→ **Stated goal**:
Every entry needs to be reproduced exactly.

Records that describe figures:
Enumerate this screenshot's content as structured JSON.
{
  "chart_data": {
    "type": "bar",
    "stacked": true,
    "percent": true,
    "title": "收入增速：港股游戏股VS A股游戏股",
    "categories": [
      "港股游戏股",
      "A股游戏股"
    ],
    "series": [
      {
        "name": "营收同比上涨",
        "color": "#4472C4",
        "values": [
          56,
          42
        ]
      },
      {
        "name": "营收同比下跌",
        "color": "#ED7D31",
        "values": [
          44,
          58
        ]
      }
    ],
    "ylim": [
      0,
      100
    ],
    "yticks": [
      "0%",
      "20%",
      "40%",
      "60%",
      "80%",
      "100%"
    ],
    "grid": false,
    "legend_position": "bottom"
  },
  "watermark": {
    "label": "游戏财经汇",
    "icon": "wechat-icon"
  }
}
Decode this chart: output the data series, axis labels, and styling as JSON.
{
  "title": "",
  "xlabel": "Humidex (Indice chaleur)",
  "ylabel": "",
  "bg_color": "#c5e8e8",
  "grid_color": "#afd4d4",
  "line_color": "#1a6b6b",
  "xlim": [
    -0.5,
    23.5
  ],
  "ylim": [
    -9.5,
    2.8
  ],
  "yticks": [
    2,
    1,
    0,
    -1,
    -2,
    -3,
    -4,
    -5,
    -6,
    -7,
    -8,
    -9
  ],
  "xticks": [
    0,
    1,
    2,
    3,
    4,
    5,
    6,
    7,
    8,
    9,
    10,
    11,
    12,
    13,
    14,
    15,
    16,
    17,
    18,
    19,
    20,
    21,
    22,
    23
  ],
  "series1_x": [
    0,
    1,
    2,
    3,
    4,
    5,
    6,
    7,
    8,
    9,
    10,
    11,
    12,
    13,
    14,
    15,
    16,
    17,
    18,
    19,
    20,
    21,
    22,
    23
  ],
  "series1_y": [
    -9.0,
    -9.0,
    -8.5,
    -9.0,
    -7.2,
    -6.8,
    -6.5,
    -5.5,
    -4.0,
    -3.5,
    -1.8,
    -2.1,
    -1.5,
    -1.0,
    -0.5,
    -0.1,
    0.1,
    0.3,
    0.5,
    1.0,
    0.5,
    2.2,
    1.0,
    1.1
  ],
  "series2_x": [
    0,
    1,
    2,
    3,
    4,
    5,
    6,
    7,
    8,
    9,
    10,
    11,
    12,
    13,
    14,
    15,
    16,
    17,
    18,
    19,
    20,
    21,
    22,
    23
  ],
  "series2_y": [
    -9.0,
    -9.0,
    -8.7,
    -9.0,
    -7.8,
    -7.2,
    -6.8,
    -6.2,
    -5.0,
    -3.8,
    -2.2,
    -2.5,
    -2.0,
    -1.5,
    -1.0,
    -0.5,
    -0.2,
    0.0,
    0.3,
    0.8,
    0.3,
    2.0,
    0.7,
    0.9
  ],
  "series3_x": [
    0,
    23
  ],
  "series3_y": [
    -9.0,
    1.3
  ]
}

→ **Task solution**:
Enumerate this screenshot's content as structured JSON.
{
  "chart_data": {
    "type": "bar",
    "stacked": true,
    "percent": true,
    "title": "收入增速：港股游戏股VS A股游戏股",
    "categories": [
      "港股游戏股",
      "A股游戏股"
    ],
    "series": [
      {
        "name": "营收同比上涨",
        "color": "#4472C4",
        "values": [
          56,
          42
        ]
      },
      {
        "name": "营收同比下跌",
        "color": "#ED7D31",
        "values": [
          44,
          58
        ]
      }
    ],
    "ylim": [
      0,
      100
    ],
    "yticks": [
      "0%",
      "20%",
      "40%",
      "60%",
      "80%",
      "100%"
    ],
    "grid": false,
    "legend_position": "bottom"
  },
  "watermark": {
    "label": "游戏财经汇",
    "icon": "wechat-icon"
  }
}
Decode this chart: output the data series, axis labels, and styling as JSON.
{
  "title": "",
  "xlabel": "Humidex (Indice chaleur)",
  "ylabel": "",
  "bg_color": "#c5e8e8",
  "grid_color": "#afd4d4",
  "line_color": "#1a6b6b",
  "xlim": [
    -0.5,
    23.5
  ],
  "ylim": [
    -9.5,
    2.8
  ],
  "yticks": [
    2,
    1,
    0,
    -1,
    -2,
    -3,
    -4,
    -5,
    -6,
    -7,
    -8,
    -9
  ],
  "xticks": [
    0,
    1,
    2,
    3,
    4,
    5,
    6,
    7,
    8,
    9,
    10,
    11,
    12,
    13,
    14,
    15,
    16,
    17,
    18,
    19,
    20,
    21,
    22,
    23
  ],
  "series1_x": [
    0,
    1,
    2,
    3,
    4,
    5,
    6,
    7,
    8,
    9,
    10,
    11,
    12,
    13,
    14,
    15,
    16,
    17,
    18,
    19,
    20,
    21,
    22,
    23
  ],
  "series1_y": [
    -9.0,
    -9.0,
    -8.5,
    -9.0,
    -7.2,
    -6.8,
    -6.5,
    -5.5,
    -4.0,
    -3.5,
    -1.8,
    -2.1,
    -1.5,
    -1.0,
    -0.5,
    -0.1,
    0.1,
    0.3,
    0.5,
    1.0,
    0.5,
    2.2,
    1.0,
    1.1
  ],
  "series2_x": [
    0,
    1,
    2,
    3,
    4,
    5,
    6,
    7,
    8,
    9,
    10,
    11,
    12,
    13,
    14,
    15,
    16,
    17,
    18,
    19,
    20,
    21,
    22,
    23
  ],
  "series2_y": [
    -9.0,
    -9.0,
    -8.7,
    -9.0,
    -7.8,
    -7.2,
    -6.8,
    -6.2,
    -5.0,
    -3.8,
    -2.2,
    -2.5,
    -2.0,
    -1.5,
    -1.0,
    -0.5,
    -0.2,
    0.0,
    0.3,
    0.8,
    0.3,
    2.0,
    0.7,
    0.9
  ],
  "series3_x": [
    0,
    23
  ],
  "series3_y": [
    -9.0,
    1.3
  ]
}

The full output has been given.